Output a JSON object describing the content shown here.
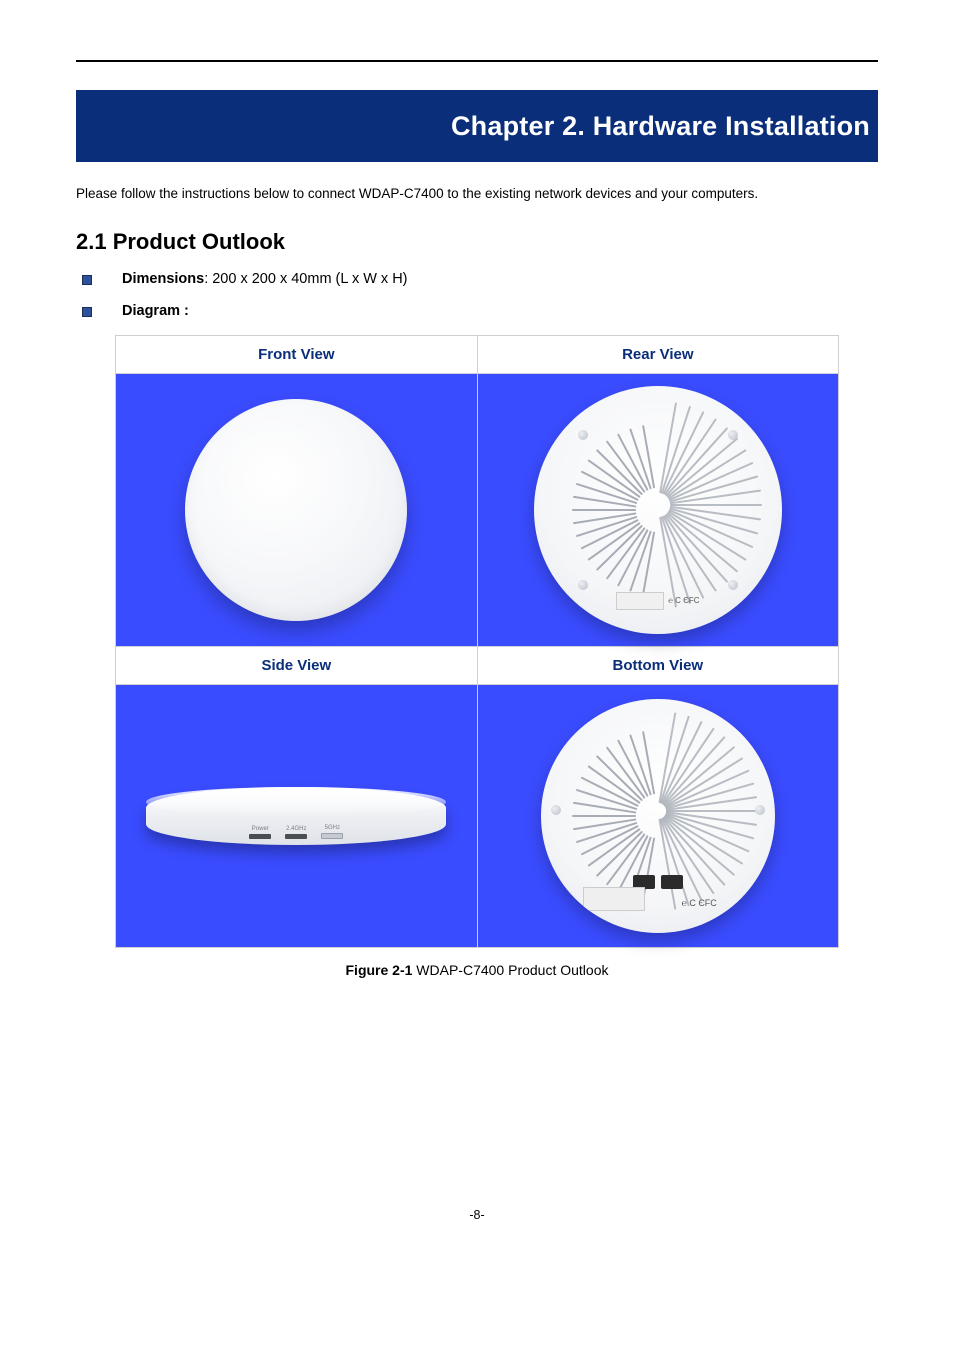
{
  "page": {
    "number": "-8-"
  },
  "chapter": {
    "title": "Chapter 2.  Hardware Installation",
    "banner_bg": "#0a2e7a",
    "banner_fg": "#ffffff"
  },
  "intro_text": "Please follow the instructions below to connect WDAP-C7400 to the existing network devices and your computers.",
  "section": {
    "number": "2.1",
    "title": "Product Outlook",
    "heading": "2.1  Product Outlook"
  },
  "bullets": {
    "dimension_label": "Dimensions",
    "dimension_value": ": 200 x 200 x 40mm (L x W x H)",
    "diagram_label": "Diagram :"
  },
  "views_table": {
    "type": "table",
    "columns": 2,
    "rows": 2,
    "header_color": "#0a2e7a",
    "cell_bg": "#3a4cff",
    "border_color": "#cfcfcf",
    "headers_row1": [
      "Front View",
      "Rear View"
    ],
    "headers_row2": [
      "Side View",
      "Bottom View"
    ]
  },
  "side_view": {
    "ports": [
      {
        "label": "Power",
        "style": "dark"
      },
      {
        "label": "2.4GHz",
        "style": "dark"
      },
      {
        "label": "5GHz",
        "style": "light"
      }
    ]
  },
  "rear_view": {
    "cert_marks": "℮ C ЄFC"
  },
  "bottom_view": {
    "cert_marks": "℮ C ЄFC"
  },
  "figure": {
    "number": "Figure 2-1",
    "caption": " WDAP-C7400 Product Outlook"
  },
  "colors": {
    "bullet_square": "#2e4f99",
    "text": "#000000"
  }
}
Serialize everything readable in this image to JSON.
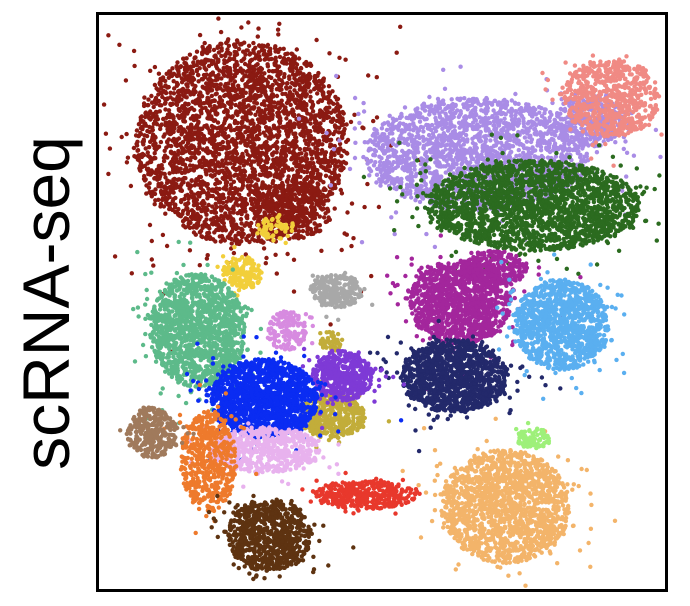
{
  "chart_data": {
    "type": "scatter",
    "title": "",
    "ylabel": "scRNA-seq",
    "xlabel": "",
    "xlim": [
      0,
      1
    ],
    "ylim": [
      0,
      1
    ],
    "grid": false,
    "legend": "none",
    "series": [
      {
        "color": "#8b1a12",
        "clusters": [
          {
            "cx": 0.25,
            "cy": 0.78,
            "rx": 0.19,
            "ry": 0.18,
            "n": 3200
          },
          {
            "cx": 0.34,
            "cy": 0.66,
            "rx": 0.07,
            "ry": 0.05,
            "n": 300
          }
        ]
      },
      {
        "color": "#f2cf3a",
        "clusters": [
          {
            "cx": 0.25,
            "cy": 0.55,
            "rx": 0.035,
            "ry": 0.03,
            "n": 160
          },
          {
            "cx": 0.31,
            "cy": 0.63,
            "rx": 0.03,
            "ry": 0.02,
            "n": 60
          }
        ]
      },
      {
        "color": "#a98ce6",
        "clusters": [
          {
            "cx": 0.67,
            "cy": 0.76,
            "rx": 0.2,
            "ry": 0.1,
            "n": 2000
          },
          {
            "cx": 0.87,
            "cy": 0.82,
            "rx": 0.06,
            "ry": 0.05,
            "n": 300
          }
        ]
      },
      {
        "color": "#f08a84",
        "clusters": [
          {
            "cx": 0.91,
            "cy": 0.86,
            "rx": 0.085,
            "ry": 0.07,
            "n": 700
          }
        ]
      },
      {
        "color": "#2b6b1f",
        "clusters": [
          {
            "cx": 0.77,
            "cy": 0.67,
            "rx": 0.19,
            "ry": 0.08,
            "n": 2200
          }
        ]
      },
      {
        "color": "#a3269c",
        "clusters": [
          {
            "cx": 0.64,
            "cy": 0.5,
            "rx": 0.09,
            "ry": 0.075,
            "n": 1200
          },
          {
            "cx": 0.7,
            "cy": 0.56,
            "rx": 0.06,
            "ry": 0.03,
            "n": 300
          }
        ]
      },
      {
        "color": "#5aaff0",
        "clusters": [
          {
            "cx": 0.82,
            "cy": 0.46,
            "rx": 0.085,
            "ry": 0.08,
            "n": 1100
          }
        ]
      },
      {
        "color": "#23296b",
        "clusters": [
          {
            "cx": 0.63,
            "cy": 0.37,
            "rx": 0.095,
            "ry": 0.065,
            "n": 1200
          }
        ]
      },
      {
        "color": "#a8a8a8",
        "clusters": [
          {
            "cx": 0.42,
            "cy": 0.52,
            "rx": 0.045,
            "ry": 0.03,
            "n": 250
          }
        ]
      },
      {
        "color": "#5dba8a",
        "clusters": [
          {
            "cx": 0.17,
            "cy": 0.45,
            "rx": 0.085,
            "ry": 0.1,
            "n": 1400
          }
        ]
      },
      {
        "color": "#d78be0",
        "clusters": [
          {
            "cx": 0.33,
            "cy": 0.45,
            "rx": 0.035,
            "ry": 0.035,
            "n": 150
          }
        ]
      },
      {
        "color": "#c2ad3a",
        "clusters": [
          {
            "cx": 0.41,
            "cy": 0.43,
            "rx": 0.02,
            "ry": 0.02,
            "n": 50
          },
          {
            "cx": 0.41,
            "cy": 0.3,
            "rx": 0.06,
            "ry": 0.04,
            "n": 450
          }
        ]
      },
      {
        "color": "#7e3ad6",
        "clusters": [
          {
            "cx": 0.43,
            "cy": 0.37,
            "rx": 0.055,
            "ry": 0.045,
            "n": 500
          }
        ]
      },
      {
        "color": "#0a2cf2",
        "clusters": [
          {
            "cx": 0.29,
            "cy": 0.33,
            "rx": 0.095,
            "ry": 0.07,
            "n": 1500
          }
        ]
      },
      {
        "color": "#e8b2ee",
        "clusters": [
          {
            "cx": 0.29,
            "cy": 0.24,
            "rx": 0.1,
            "ry": 0.04,
            "n": 600
          }
        ]
      },
      {
        "color": "#ee7a2c",
        "clusters": [
          {
            "cx": 0.19,
            "cy": 0.22,
            "rx": 0.05,
            "ry": 0.09,
            "n": 500
          }
        ]
      },
      {
        "color": "#a07a5c",
        "clusters": [
          {
            "cx": 0.09,
            "cy": 0.27,
            "rx": 0.045,
            "ry": 0.045,
            "n": 300
          }
        ]
      },
      {
        "color": "#5e3311",
        "clusters": [
          {
            "cx": 0.3,
            "cy": 0.09,
            "rx": 0.075,
            "ry": 0.065,
            "n": 800
          }
        ]
      },
      {
        "color": "#e8382c",
        "clusters": [
          {
            "cx": 0.47,
            "cy": 0.16,
            "rx": 0.09,
            "ry": 0.025,
            "n": 400
          }
        ]
      },
      {
        "color": "#f3b46a",
        "clusters": [
          {
            "cx": 0.72,
            "cy": 0.14,
            "rx": 0.115,
            "ry": 0.1,
            "n": 1600
          }
        ]
      },
      {
        "color": "#9ef07a",
        "clusters": [
          {
            "cx": 0.77,
            "cy": 0.26,
            "rx": 0.03,
            "ry": 0.018,
            "n": 80
          }
        ]
      }
    ]
  }
}
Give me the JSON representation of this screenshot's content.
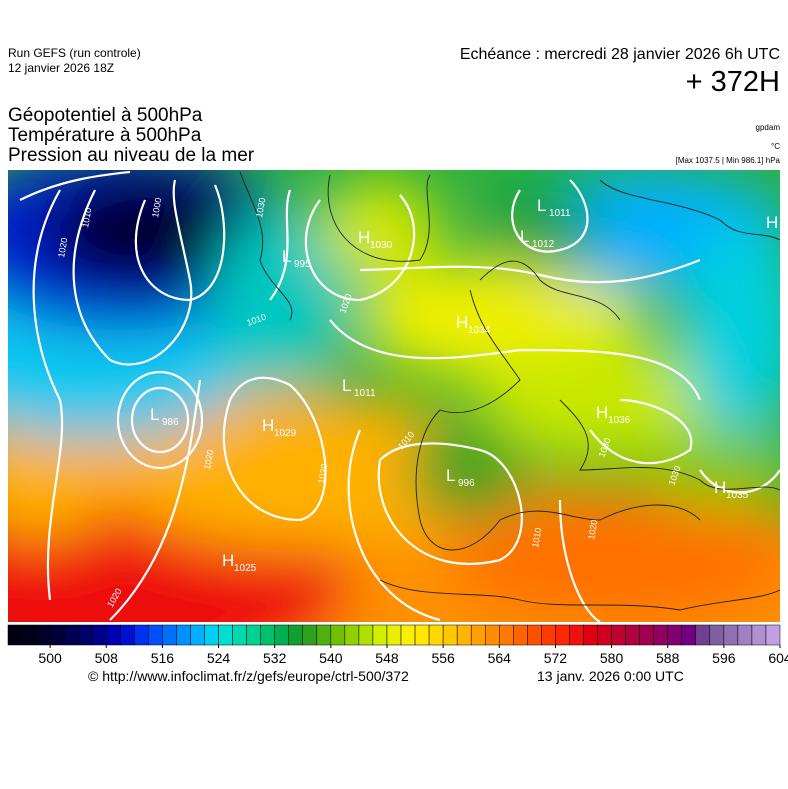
{
  "header": {
    "run": "Run GEFS (run controle)",
    "run_date": "12 janvier 2026 18Z",
    "valid": "Echéance : mercredi 28 janvier 2026 6h UTC",
    "lead": "+ 372H",
    "fields": [
      "Géopotentiel à 500hPa",
      "Température à 500hPa",
      "Pression au niveau de la mer"
    ],
    "units": [
      "gpdam",
      "°C",
      "[Max 1037.5 | Min 986.1] hPa"
    ]
  },
  "map": {
    "centers": [
      {
        "type": "H",
        "value": "1030"
      },
      {
        "type": "L",
        "value": "995"
      },
      {
        "type": "H",
        "value": "1034"
      },
      {
        "type": "L",
        "value": "1011"
      },
      {
        "type": "L",
        "value": "1012"
      },
      {
        "type": "L",
        "value": "1011"
      },
      {
        "type": "L",
        "value": "986"
      },
      {
        "type": "H",
        "value": "1029"
      },
      {
        "type": "H",
        "value": "1036"
      },
      {
        "type": "L",
        "value": "996"
      },
      {
        "type": "H",
        "value": "1035"
      },
      {
        "type": "H",
        "value": "1025"
      },
      {
        "type": "H",
        "value": ""
      }
    ],
    "isobar_labels": [
      "1020",
      "1010",
      "1000",
      "1030",
      "1010",
      "1020",
      "1010",
      "1020",
      "1020",
      "1030",
      "1030",
      "1010",
      "1020",
      "1020"
    ]
  },
  "colorbar": {
    "range": [
      494,
      604
    ],
    "ticks": [
      500,
      508,
      516,
      524,
      532,
      540,
      548,
      556,
      564,
      572,
      580,
      588,
      596,
      604
    ],
    "colors": [
      "#000010",
      "#000018",
      "#000028",
      "#000038",
      "#000050",
      "#000068",
      "#00008a",
      "#0000b0",
      "#0010d0",
      "#0030f0",
      "#0050ff",
      "#0070ff",
      "#0090ff",
      "#00b0ff",
      "#00d0f0",
      "#00e0d0",
      "#00d8b0",
      "#00d090",
      "#00c070",
      "#00b050",
      "#10a030",
      "#30a020",
      "#50b010",
      "#70c000",
      "#90d000",
      "#b0e000",
      "#d0f000",
      "#e8f000",
      "#f8f000",
      "#ffe800",
      "#ffd800",
      "#ffc800",
      "#ffb400",
      "#ffa000",
      "#ff8c00",
      "#ff7800",
      "#ff6400",
      "#ff5000",
      "#ff3c00",
      "#ff2800",
      "#f01010",
      "#e00010",
      "#d00020",
      "#c00030",
      "#b00040",
      "#a00050",
      "#900060",
      "#800070",
      "#700080",
      "#704090",
      "#8060a0",
      "#9070b0",
      "#a080c0",
      "#b090d0",
      "#c0a0e0"
    ]
  },
  "footer": {
    "source": "© http://www.infoclimat.fr/z/gefs/europe/ctrl-500/372",
    "issued": "13 janv. 2026  0:00 UTC"
  }
}
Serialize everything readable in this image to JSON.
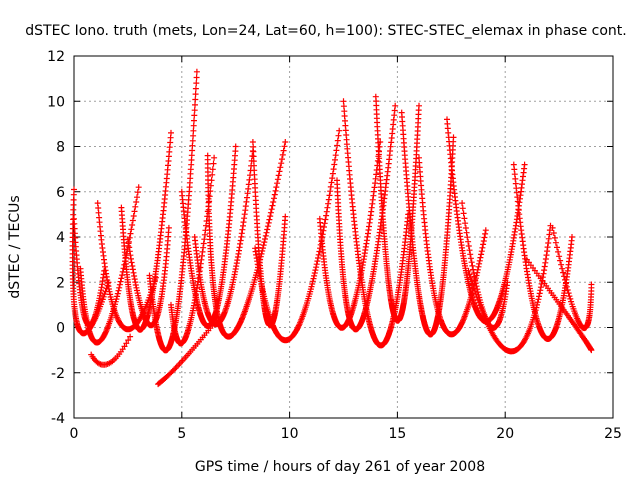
{
  "chart_data": {
    "type": "scatter",
    "title": "dSTEC Iono. truth (mets, Lon=24, Lat=60, h=100): STEC-STEC_elemax in phase cont.",
    "xlabel": "GPS time / hours of day 261 of year 2008",
    "ylabel": "dSTEC  / TECUs",
    "xlim": [
      0,
      25
    ],
    "ylim": [
      -4,
      12
    ],
    "xticks": [
      "0",
      "5",
      "10",
      "15",
      "20",
      "25"
    ],
    "yticks": [
      "-4",
      "-2",
      "0",
      "2",
      "4",
      "6",
      "8",
      "10",
      "12"
    ],
    "grid": true,
    "marker": "+",
    "color": "#ff0000",
    "arcs": [
      {
        "t0": 0.0,
        "tm": 0.2,
        "t1": 1.6,
        "y0": 6.1,
        "ym": 0.0,
        "y1": 2.0
      },
      {
        "t0": 0.0,
        "tm": 0.6,
        "t1": 1.4,
        "y0": 4.8,
        "ym": 0.2,
        "y1": 2.5
      },
      {
        "t0": 0.3,
        "tm": 1.3,
        "t1": 3.0,
        "y0": 2.6,
        "ym": -0.5,
        "y1": 6.2
      },
      {
        "t0": 1.1,
        "tm": 2.2,
        "t1": 3.8,
        "y0": 5.5,
        "ym": 0.1,
        "y1": 2.2
      },
      {
        "t0": 0.8,
        "tm": 1.6,
        "t1": 2.6,
        "y0": -1.2,
        "ym": -1.6,
        "y1": -0.4
      },
      {
        "t0": 2.2,
        "tm": 3.2,
        "t1": 4.5,
        "y0": 5.3,
        "ym": 0.0,
        "y1": 8.6
      },
      {
        "t0": 2.5,
        "tm": 3.6,
        "t1": 4.4,
        "y0": 3.9,
        "ym": 0.1,
        "y1": 4.4
      },
      {
        "t0": 3.5,
        "tm": 4.6,
        "t1": 5.7,
        "y0": 2.3,
        "ym": -0.3,
        "y1": 11.3
      },
      {
        "t0": 3.9,
        "tm": 5.0,
        "t1": 6.6,
        "y0": -2.5,
        "ym": -1.5,
        "y1": 0.3
      },
      {
        "t0": 4.5,
        "tm": 5.3,
        "t1": 6.5,
        "y0": 1.0,
        "ym": -0.1,
        "y1": 7.5
      },
      {
        "t0": 5.0,
        "tm": 6.3,
        "t1": 7.5,
        "y0": 6.0,
        "ym": 0.1,
        "y1": 8.0
      },
      {
        "t0": 6.2,
        "tm": 7.2,
        "t1": 9.8,
        "y0": 7.6,
        "ym": -0.4,
        "y1": 8.2
      },
      {
        "t0": 5.6,
        "tm": 6.8,
        "t1": 8.3,
        "y0": 4.0,
        "ym": 0.3,
        "y1": 7.8
      },
      {
        "t0": 8.3,
        "tm": 9.0,
        "t1": 9.8,
        "y0": 8.2,
        "ym": 0.2,
        "y1": 4.9
      },
      {
        "t0": 8.4,
        "tm": 10.2,
        "t1": 12.3,
        "y0": 3.5,
        "ym": -0.3,
        "y1": 8.7
      },
      {
        "t0": 11.4,
        "tm": 12.6,
        "t1": 14.2,
        "y0": 4.8,
        "ym": 0.1,
        "y1": 8.2
      },
      {
        "t0": 12.2,
        "tm": 13.2,
        "t1": 14.9,
        "y0": 6.5,
        "ym": 0.0,
        "y1": 9.8
      },
      {
        "t0": 12.5,
        "tm": 14.0,
        "t1": 15.5,
        "y0": 10.0,
        "ym": -0.6,
        "y1": 5.0
      },
      {
        "t0": 14.0,
        "tm": 15.0,
        "t1": 16.0,
        "y0": 10.2,
        "ym": 0.3,
        "y1": 9.8
      },
      {
        "t0": 15.2,
        "tm": 16.5,
        "t1": 17.6,
        "y0": 9.5,
        "ym": -0.3,
        "y1": 8.4
      },
      {
        "t0": 16.0,
        "tm": 17.3,
        "t1": 19.1,
        "y0": 7.5,
        "ym": -0.2,
        "y1": 4.3
      },
      {
        "t0": 17.3,
        "tm": 19.0,
        "t1": 20.9,
        "y0": 9.2,
        "ym": 0.3,
        "y1": 7.2
      },
      {
        "t0": 18.0,
        "tm": 19.2,
        "t1": 20.1,
        "y0": 5.5,
        "ym": 0.2,
        "y1": 2.0
      },
      {
        "t0": 18.3,
        "tm": 20.5,
        "t1": 22.1,
        "y0": 2.5,
        "ym": -1.0,
        "y1": 4.5
      },
      {
        "t0": 20.4,
        "tm": 21.8,
        "t1": 23.1,
        "y0": 7.2,
        "ym": -0.4,
        "y1": 4.0
      },
      {
        "t0": 22.2,
        "tm": 23.5,
        "t1": 24.0,
        "y0": 4.4,
        "ym": 0.1,
        "y1": 1.9
      },
      {
        "t0": 21.0,
        "tm": 23.0,
        "t1": 24.0,
        "y0": 3.0,
        "ym": 0.4,
        "y1": -1.0
      }
    ]
  }
}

※

> _Work to complete_:
Using the material above, gather every line that includes "Outlook".

> _Correct answer_:
    "title": "Product Outlook",
    "heading": "2.1  Product Outlook"
    "caption": " WDAP-C7400 Product Outlook"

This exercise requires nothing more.